== Records provided ==
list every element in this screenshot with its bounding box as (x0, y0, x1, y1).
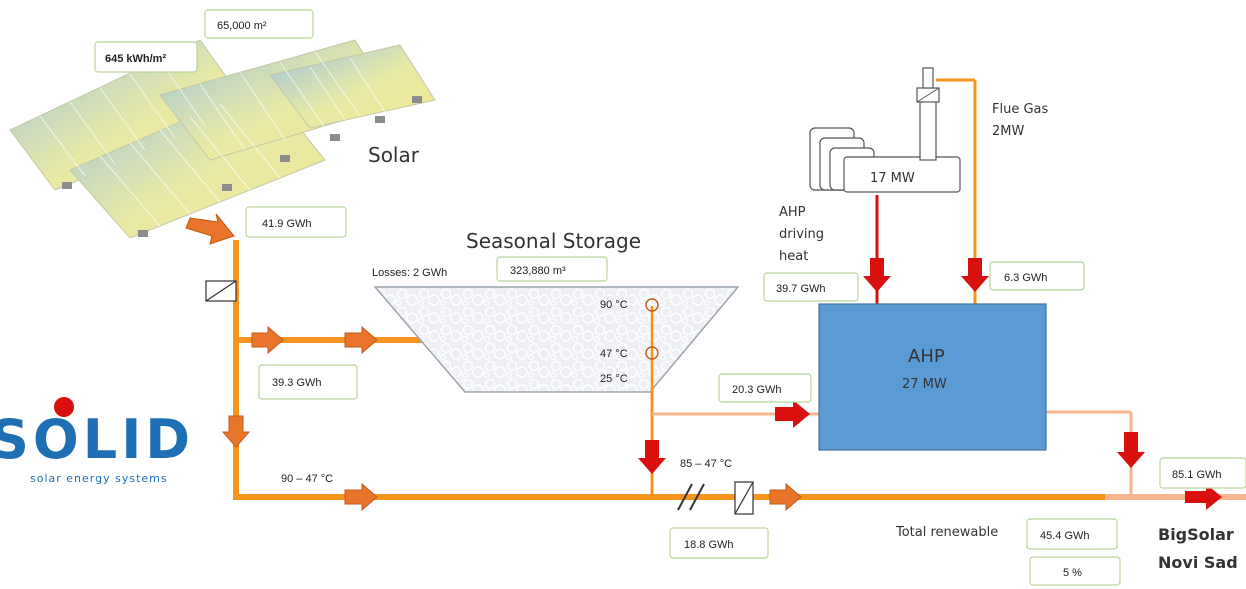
ahp-power: 27 MW (902, 377, 947, 392)
solar-output-value: 41.9 GWh (262, 218, 312, 230)
ahp-title: AHP (908, 346, 945, 367)
arrow-main-1 (344, 482, 378, 512)
solid-logo: SOLID solar energy systems (0, 397, 194, 485)
absorption-heat-pump (818, 303, 1047, 451)
total-renewable-value: 45.4 GWh (1040, 530, 1090, 542)
solar-irradiation-value: 645 kWh/m² (105, 53, 166, 65)
sensor-mid (645, 346, 659, 360)
orange-flow-arrows (185, 213, 802, 512)
renewable-share-value: 5 % (1063, 567, 1082, 579)
delivered-heat-value: 85.1 GWh (1172, 469, 1222, 481)
sensor-top (645, 298, 659, 312)
solar-area-value: 65,000 m² (217, 20, 267, 32)
red-flow-arrows (638, 258, 1222, 510)
flue-heat-value: 6.3 GWh (1004, 272, 1047, 284)
solar-irradiation-box: 645 kWh/m² (94, 41, 198, 73)
driving-heat-label-2: driving (779, 227, 824, 242)
storage-temp-top: 90 °C (600, 299, 628, 311)
storage-temp-mid: 47 °C (600, 348, 628, 360)
renewable-share-box: 5 % (1029, 556, 1121, 586)
direct-heat-value: 18.8 GWh (684, 539, 734, 551)
arrow-solar-down (185, 213, 235, 245)
gas-boiler-plant (809, 67, 961, 193)
storage-losses: Losses: 2 GWh (372, 267, 447, 279)
storage-charge-value: 39.3 GWh (272, 377, 322, 389)
flue-gas-label-1: Flue Gas (992, 102, 1048, 117)
direct-heat-box: 18.8 GWh (669, 527, 769, 559)
storage-temp-bottom: 25 °C (600, 373, 628, 385)
heat-exchanger-solar (205, 280, 237, 302)
driving-heat-label-1: AHP (779, 205, 806, 220)
solar-output-box: 41.9 GWh (245, 206, 347, 238)
plant-name-line1: BigSolar (1158, 525, 1234, 544)
total-renewable-label: Total renewable (895, 525, 998, 540)
arrow-to-ahp (775, 400, 810, 428)
arrow-to-storage-1 (251, 325, 284, 355)
boiler-power: 17 MW (870, 171, 915, 186)
flue-heat-box: 6.3 GWh (989, 261, 1085, 291)
driving-heat-box: 39.7 GWh (763, 272, 859, 302)
storage-charge-box: 39.3 GWh (258, 364, 358, 400)
plant-name-line2: Novi Sad (1158, 553, 1238, 572)
logo-sun-icon (54, 397, 74, 417)
heat-exchanger-main (677, 481, 754, 515)
arrow-driving-heat (863, 258, 891, 292)
solar-temp-range: 90 – 47 °C (281, 473, 333, 485)
storage-volume-box: 323,880 m³ (496, 256, 608, 282)
solar-title: Solar (368, 143, 420, 167)
storage-discharge-box: 20.3 GWh (718, 373, 812, 403)
driving-heat-label-3: heat (779, 249, 808, 264)
arrow-solar-down-2 (221, 415, 251, 448)
solar-collector-field (9, 39, 436, 239)
storage-discharge-value: 20.3 GWh (732, 384, 782, 396)
total-renewable-box: 45.4 GWh (1026, 518, 1118, 550)
storage-volume-value: 323,880 m³ (510, 265, 566, 277)
solar-area-box: 65,000 m² (204, 9, 314, 39)
logo-tagline: solar energy systems (30, 472, 168, 485)
arrow-main-2 (769, 482, 802, 512)
arrow-ahp-out (1117, 432, 1145, 468)
arrow-to-storage-2 (344, 325, 378, 355)
delivered-heat-box: 85.1 GWh (1159, 457, 1246, 489)
logo-text: SOLID (0, 408, 194, 471)
hex-temp-range: 85 – 47 °C (680, 458, 732, 470)
arrow-delivery (1185, 484, 1222, 510)
arrow-storage-down (638, 440, 666, 474)
driving-heat-value: 39.7 GWh (776, 283, 826, 295)
flue-gas-label-2: 2MW (992, 124, 1024, 139)
seasonal-storage-pit (373, 286, 740, 393)
storage-title: Seasonal Storage (466, 229, 641, 253)
arrow-flue-gas (961, 258, 989, 292)
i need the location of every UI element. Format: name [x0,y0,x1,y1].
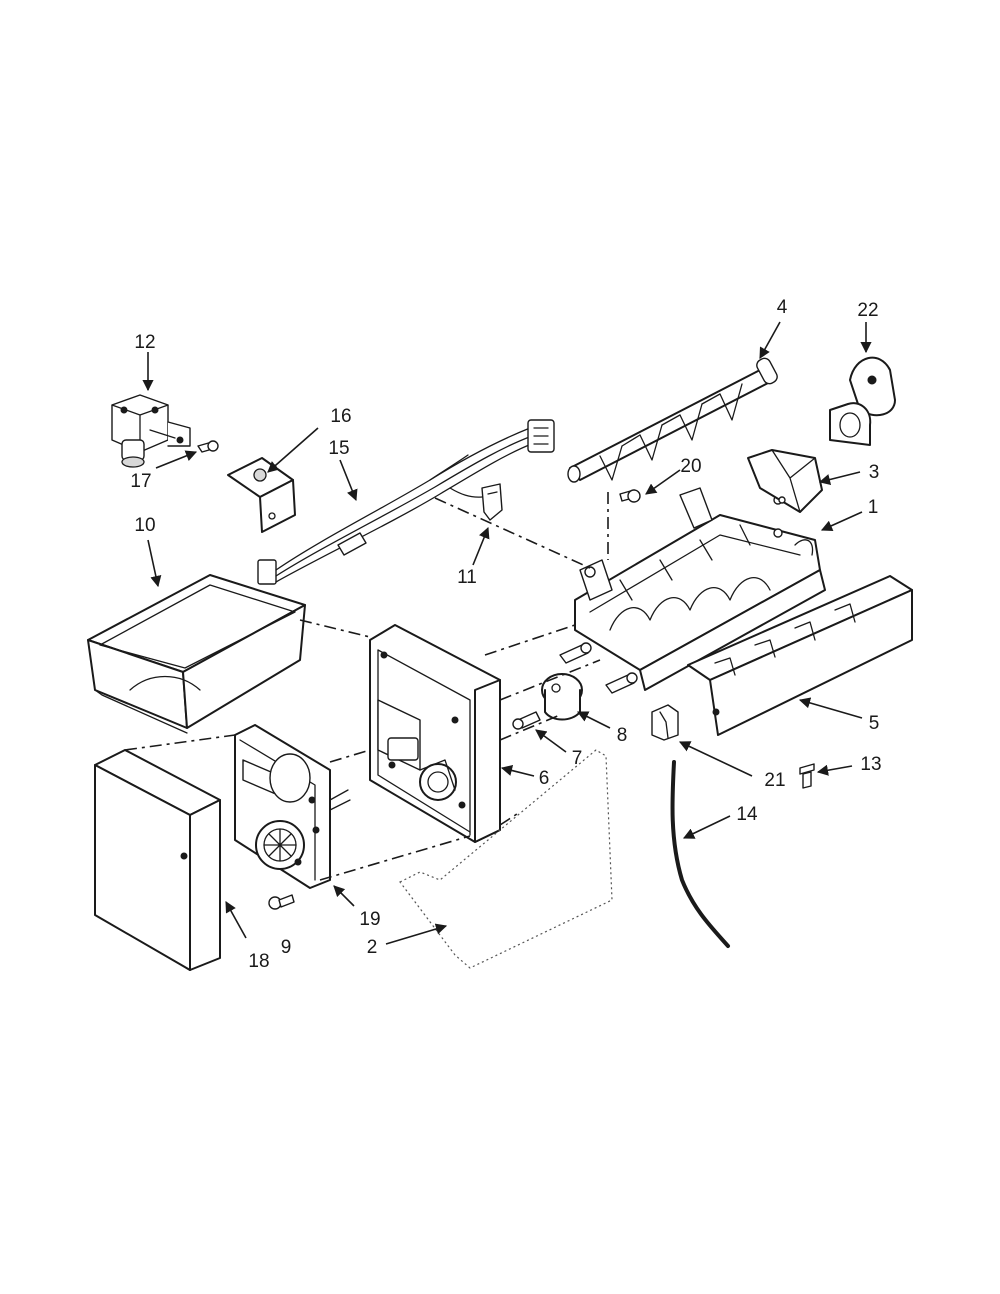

== Set task ==
Print the rows that begin with the line containing "ahp-power: 27 MW (902, 377, 947, 392)" and end with the line containing "flue-gas-label-1: Flue Gas", both included, reproducing each line exactly.

== The response ==
ahp-power: 27 MW (902, 377, 947, 392)
solar-output-value: 41.9 GWh (262, 218, 312, 230)
ahp-title: AHP (908, 346, 945, 367)
arrow-main-1 (344, 482, 378, 512)
solid-logo: SOLID solar energy systems (0, 397, 194, 485)
absorption-heat-pump (818, 303, 1047, 451)
total-renewable-value: 45.4 GWh (1040, 530, 1090, 542)
solar-irradiation-value: 645 kWh/m² (105, 53, 166, 65)
sensor-mid (645, 346, 659, 360)
orange-flow-arrows (185, 213, 802, 512)
renewable-share-value: 5 % (1063, 567, 1082, 579)
delivered-heat-value: 85.1 GWh (1172, 469, 1222, 481)
sensor-top (645, 298, 659, 312)
solar-area-value: 65,000 m² (217, 20, 267, 32)
red-flow-arrows (638, 258, 1222, 510)
flue-heat-value: 6.3 GWh (1004, 272, 1047, 284)
solar-irradiation-box: 645 kWh/m² (94, 41, 198, 73)
driving-heat-label-2: driving (779, 227, 824, 242)
storage-temp-top: 90 °C (600, 299, 628, 311)
storage-temp-mid: 47 °C (600, 348, 628, 360)
renewable-share-box: 5 % (1029, 556, 1121, 586)
direct-heat-value: 18.8 GWh (684, 539, 734, 551)
arrow-solar-down (185, 213, 235, 245)
gas-boiler-plant (809, 67, 961, 193)
storage-losses: Losses: 2 GWh (372, 267, 447, 279)
storage-charge-value: 39.3 GWh (272, 377, 322, 389)
flue-gas-label-1: Flue Gas (992, 102, 1048, 117)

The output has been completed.